- Work instruction 1
Reproduce the passage from the email reply on verb-oriented URLs, starting at "They look to" and ending at "you are taking.".
- Work instruction 2
In the email reply on verb-oriented URLs, why does the writer say they would not use the 'connect-to-central-computer' URL?
- Work instruction 3
Pick up the email reply on verb-oriented URLs after its final sentence and keep writing it.

- Passage for review
> 1. It seems natural that you would want to identify a resource and tell
> it to take an action. Some examples:
>
>
http://www.my-home.org/air-conditioning/on
>
http://www.google.com/search?topic="juice-machines"
You've identified two resources - what part tells it to take an action? and
what action does it take?
http://www.my-home.org/air-conditioning/on could test whether the unit was
on or not. It could toggle the power. It could set the power on, lots of
things.
http://www.google.com/search?topic="juice-machines" - what is it you are
searching for within the 'juice-machines' topic? Or does it return
true/false if the topic exists?
>
> 2. Verb-oriented URLs are very program-friendly. For example, a program
> to control devices in my house might look like this:
>
>
http://www.my-home.org/connect-to-central-computer
>
http://www.my-home.org/air-conditioning/on
>
http://www.my-home.org/air-conditioning/adjust-temp?value=68
>
http://www.my-home.org/stereo/on
>
http://www.my-home.org/stereo/play-cd?cd=Timeless-Serenity
What verb is this? It seems more like a 'closure' - binding action and data
into a single opaque 'invokable' object.
It looks more like these URI are reflections of procedural instructions.
They look to be dependent on the correct sequence to operate correctly. Can
you adjust the temp before visiting the 'on' URL? Having sequence dependency
is an issue in networked apps regardless of what paradigm you are taking.
>
For me it is more program friendly to have something like:
home.server = "
http://www.my-home.org/";
home.put("air-conditioning/power,"on");
home.put("air-conditioning/temp","68");
home.put("stereo/power","on");
home.put("stereo/current-album","Timeless-Serenity");
If you wanted api based access, it wouldn't be hard to define objects with
named properties where each property maps to a URI. You could then have the
client do something like:
home.airConditioner.power = "on";
home.airConditioner.temp = "68";
home.stereo.power = "on";
home.stereo.album = "Timeless-Serenity";
The benefit would be that you could also query the current values with the
same object/property structures.
I wouldn't do the 'connect-to-central-computer' because I wouldn't trust
that my-home.org would maintain that connection, or that it wouldn't crash,
etc.

- Data for review
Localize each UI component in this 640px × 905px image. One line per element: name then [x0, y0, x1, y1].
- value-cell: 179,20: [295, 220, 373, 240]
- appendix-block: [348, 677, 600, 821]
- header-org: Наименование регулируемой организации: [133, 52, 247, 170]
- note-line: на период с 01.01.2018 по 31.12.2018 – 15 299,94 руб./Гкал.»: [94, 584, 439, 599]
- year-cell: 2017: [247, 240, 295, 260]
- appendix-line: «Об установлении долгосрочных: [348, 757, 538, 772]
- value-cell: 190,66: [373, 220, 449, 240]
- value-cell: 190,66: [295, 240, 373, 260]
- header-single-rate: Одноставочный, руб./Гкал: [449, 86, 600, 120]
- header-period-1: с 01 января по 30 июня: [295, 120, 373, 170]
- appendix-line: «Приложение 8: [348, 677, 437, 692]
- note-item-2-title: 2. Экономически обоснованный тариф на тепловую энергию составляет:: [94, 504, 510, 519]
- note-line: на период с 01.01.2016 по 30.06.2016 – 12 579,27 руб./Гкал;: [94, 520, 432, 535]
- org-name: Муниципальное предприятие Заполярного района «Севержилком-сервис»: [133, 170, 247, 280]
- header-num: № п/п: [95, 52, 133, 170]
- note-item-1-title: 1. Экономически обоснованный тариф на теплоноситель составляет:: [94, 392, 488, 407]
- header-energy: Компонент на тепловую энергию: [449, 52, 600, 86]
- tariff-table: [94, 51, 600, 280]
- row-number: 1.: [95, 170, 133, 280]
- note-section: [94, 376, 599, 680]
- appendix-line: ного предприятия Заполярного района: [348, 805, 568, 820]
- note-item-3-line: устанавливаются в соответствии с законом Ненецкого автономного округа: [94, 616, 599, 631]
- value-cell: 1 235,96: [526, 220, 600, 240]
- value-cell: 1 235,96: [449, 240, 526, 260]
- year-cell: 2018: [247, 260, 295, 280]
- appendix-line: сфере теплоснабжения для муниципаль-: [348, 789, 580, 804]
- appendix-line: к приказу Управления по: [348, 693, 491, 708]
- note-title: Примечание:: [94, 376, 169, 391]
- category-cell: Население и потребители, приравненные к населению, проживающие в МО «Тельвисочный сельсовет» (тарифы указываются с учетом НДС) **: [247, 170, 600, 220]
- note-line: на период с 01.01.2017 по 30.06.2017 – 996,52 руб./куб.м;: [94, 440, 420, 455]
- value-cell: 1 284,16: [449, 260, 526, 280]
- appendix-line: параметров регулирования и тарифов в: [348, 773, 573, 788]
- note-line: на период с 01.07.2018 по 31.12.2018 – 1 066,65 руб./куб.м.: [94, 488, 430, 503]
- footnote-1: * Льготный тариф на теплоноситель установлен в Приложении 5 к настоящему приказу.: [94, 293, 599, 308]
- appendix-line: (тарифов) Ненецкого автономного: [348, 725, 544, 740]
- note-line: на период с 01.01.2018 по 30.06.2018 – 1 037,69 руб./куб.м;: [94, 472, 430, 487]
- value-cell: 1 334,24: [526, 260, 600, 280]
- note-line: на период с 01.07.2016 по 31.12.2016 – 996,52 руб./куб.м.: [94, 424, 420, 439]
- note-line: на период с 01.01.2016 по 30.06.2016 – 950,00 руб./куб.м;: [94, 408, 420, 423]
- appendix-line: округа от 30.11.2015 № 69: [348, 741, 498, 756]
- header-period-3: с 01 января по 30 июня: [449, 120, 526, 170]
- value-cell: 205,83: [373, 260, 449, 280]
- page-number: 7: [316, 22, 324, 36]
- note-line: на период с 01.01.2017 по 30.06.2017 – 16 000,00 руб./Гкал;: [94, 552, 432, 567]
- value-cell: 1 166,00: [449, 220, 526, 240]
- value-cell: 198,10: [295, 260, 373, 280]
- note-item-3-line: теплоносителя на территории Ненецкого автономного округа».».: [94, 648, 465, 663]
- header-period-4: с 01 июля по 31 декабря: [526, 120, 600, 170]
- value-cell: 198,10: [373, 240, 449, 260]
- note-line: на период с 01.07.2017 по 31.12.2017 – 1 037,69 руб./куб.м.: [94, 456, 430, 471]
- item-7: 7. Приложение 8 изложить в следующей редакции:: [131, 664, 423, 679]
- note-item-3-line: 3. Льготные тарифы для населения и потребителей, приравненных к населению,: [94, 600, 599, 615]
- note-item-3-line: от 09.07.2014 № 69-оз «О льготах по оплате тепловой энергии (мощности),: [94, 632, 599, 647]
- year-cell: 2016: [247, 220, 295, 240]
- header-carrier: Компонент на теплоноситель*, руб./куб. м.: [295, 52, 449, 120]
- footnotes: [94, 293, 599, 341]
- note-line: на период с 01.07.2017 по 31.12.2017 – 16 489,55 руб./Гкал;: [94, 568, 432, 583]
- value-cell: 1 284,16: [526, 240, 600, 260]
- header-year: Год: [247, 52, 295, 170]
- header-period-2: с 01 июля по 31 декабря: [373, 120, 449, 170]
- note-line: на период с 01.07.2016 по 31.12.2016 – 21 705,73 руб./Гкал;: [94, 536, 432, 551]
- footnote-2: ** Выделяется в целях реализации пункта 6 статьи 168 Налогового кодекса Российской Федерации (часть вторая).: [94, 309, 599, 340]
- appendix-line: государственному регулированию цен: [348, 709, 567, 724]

- Exercise answer 1
They look to be dependent on the correct sequence to operate correctly. Can
you adjust the temp before visiting the 'on' URL? Having sequence dependency
is an issue in networked apps regardless of what paradigm you are taking.

- Exercise answer 2
They would not trust that my-home.org would maintain that connection or that it wouldn't crash.

- Exercise answer 3
> 3. Unilaterally prohibiting functions as URI-accessible makes the Web
> less friendly and useable, as I will need to contort things to get
> around this constraint. Imagine doing the above using just nouns.
I always do - its easy, very simple and powerful.
...
> Note the last element, <AddToCart href="..."/>. The URL in the href
> attribute:
>
>
http://parts-depot.com/parts/00345/add-to-cart
>
> clearly contains a verb, add-to-cart.
I thought it clearly contained the verb "parts". Or maybe it was verb 345. I
forget.
>
> I have a couple of thoughts about this design:
>
> 1. If the HTTP method for the above URL is GET then it is violating the
> principle that all GETs should be side-effect free.
>
> 2. One of the principles of REST is that the client should maintain
> his/her own state. The server should not do so. The above approach has
> the server maintaining state about the client.
Yes - it looks like the add-to-cart URI doesn't know which shopping cart to
add that part to. It'd be easier to have the client explicity ask for a
shopping cart and repeatedly add (POST) part references to it. You'd get
into the non-idempotent issue though - if you POST twice, did you really
mean to add two items or was it a transmission problem? It's probably better
to just transfer a complete representation of the clients PO.
>
> Here's an alternative solution. The client creates a Purchase Order
> (PO) which identifies the parts he/she is interested in purchasing.
> When the client finds a part that he/she is interested in, the client
> will add that part number to the PO. When the client is ready he/she
> submits the PO. Some things to note:
>
> 1. The PO represents the "shopping cart".
> 2. The PO is composed on the client side, not the server side.
>
> This second design seems to be more in the spirit of REST.
>
> Those are the two ways that I see for implementing the purchase parts
> Web service. Are there other (better) ways? Any comments? /Roger
The server can maintain the PO and the client can incrementally update this.
Provide a unique identifier for it & things will be fine (other than more
messages being exchanged & idempotency issues).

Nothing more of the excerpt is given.